GIVEN EXERCISE
Leave out the pictures and copy the remaining records exactly.

Collected data entries
+++++
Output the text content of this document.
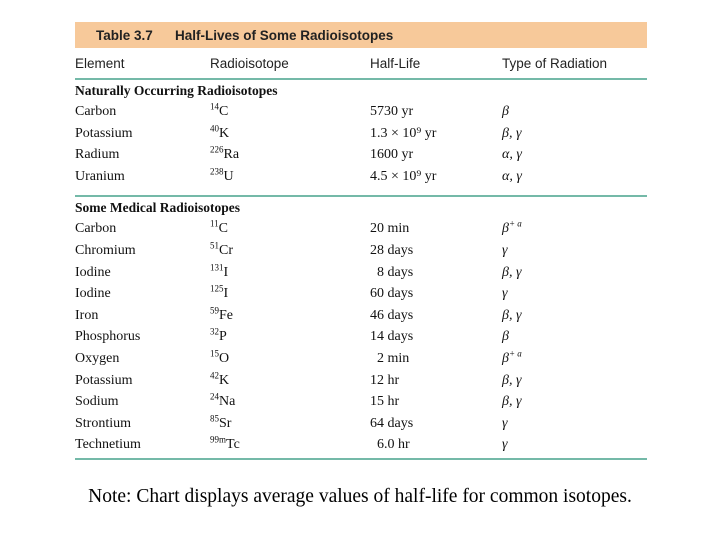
Table 3.7	Half-Lives of Some Radioisotopes
Element	Radioisotope	Half-Life	Type of Radiation
Naturally Occurring Radioisotopes
Carbon	$^{14}$C	5730 yr	β
Potassium	$^{40}$K	1.3 × 10⁹ yr	β, γ
Radium	$^{226}$Ra	1600 yr	α, γ
Uranium	$^{238}$U	4.5 × 10⁹ yr	α, γ
Some Medical Radioisotopes
Carbon	$^{11}$C	20 min	$\beta^{+ a}$
Chromium	$^{51}$Cr	28 days	γ
Iodine	$^{131}$I	8 days	β, γ
Iodine	$^{125}$I	60 days	γ
Iron	$^{59}$Fe	46 days	β, γ
Phosphorus	$^{32}$P	14 days	β
Oxygen	$^{15}$O	2 min	$\beta^{+ a}$
Potassium	$^{42}$K	12 hr	β, γ
Sodium	$^{24}$Na	15 hr	β, γ
Strontium	$^{85}$Sr	64 days	γ
Technetium	$^{99m}$Tc	6.0 hr	γ
Note: Chart displays average values of half-life for common isotopes.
+++++
EXPECTED ANSWER
Output the text content of this document.
Table 3.7	Half-Lives of Some Radioisotopes
Element	Radioisotope	Half-Life	Type of Radiation
Naturally Occurring Radioisotopes
Carbon	$^{14}$C	5730 yr	β
Potassium	$^{40}$K	1.3 × 10⁹ yr	β, γ
Radium	$^{226}$Ra	1600 yr	α, γ
Uranium	$^{238}$U	4.5 × 10⁹ yr	α, γ
Some Medical Radioisotopes
Carbon	$^{11}$C	20 min	$\beta^{+ a}$
Chromium	$^{51}$Cr	28 days	γ
Iodine	$^{131}$I	8 days	β, γ
Iodine	$^{125}$I	60 days	γ
Iron	$^{59}$Fe	46 days	β, γ
Phosphorus	$^{32}$P	14 days	β
Oxygen	$^{15}$O	2 min	$\beta^{+ a}$
Potassium	$^{42}$K	12 hr	β, γ
Sodium	$^{24}$Na	15 hr	β, γ
Strontium	$^{85}$Sr	64 days	γ
Technetium	$^{99m}$Tc	6.0 hr	γ
Note: Chart displays average values of half-life for common isotopes.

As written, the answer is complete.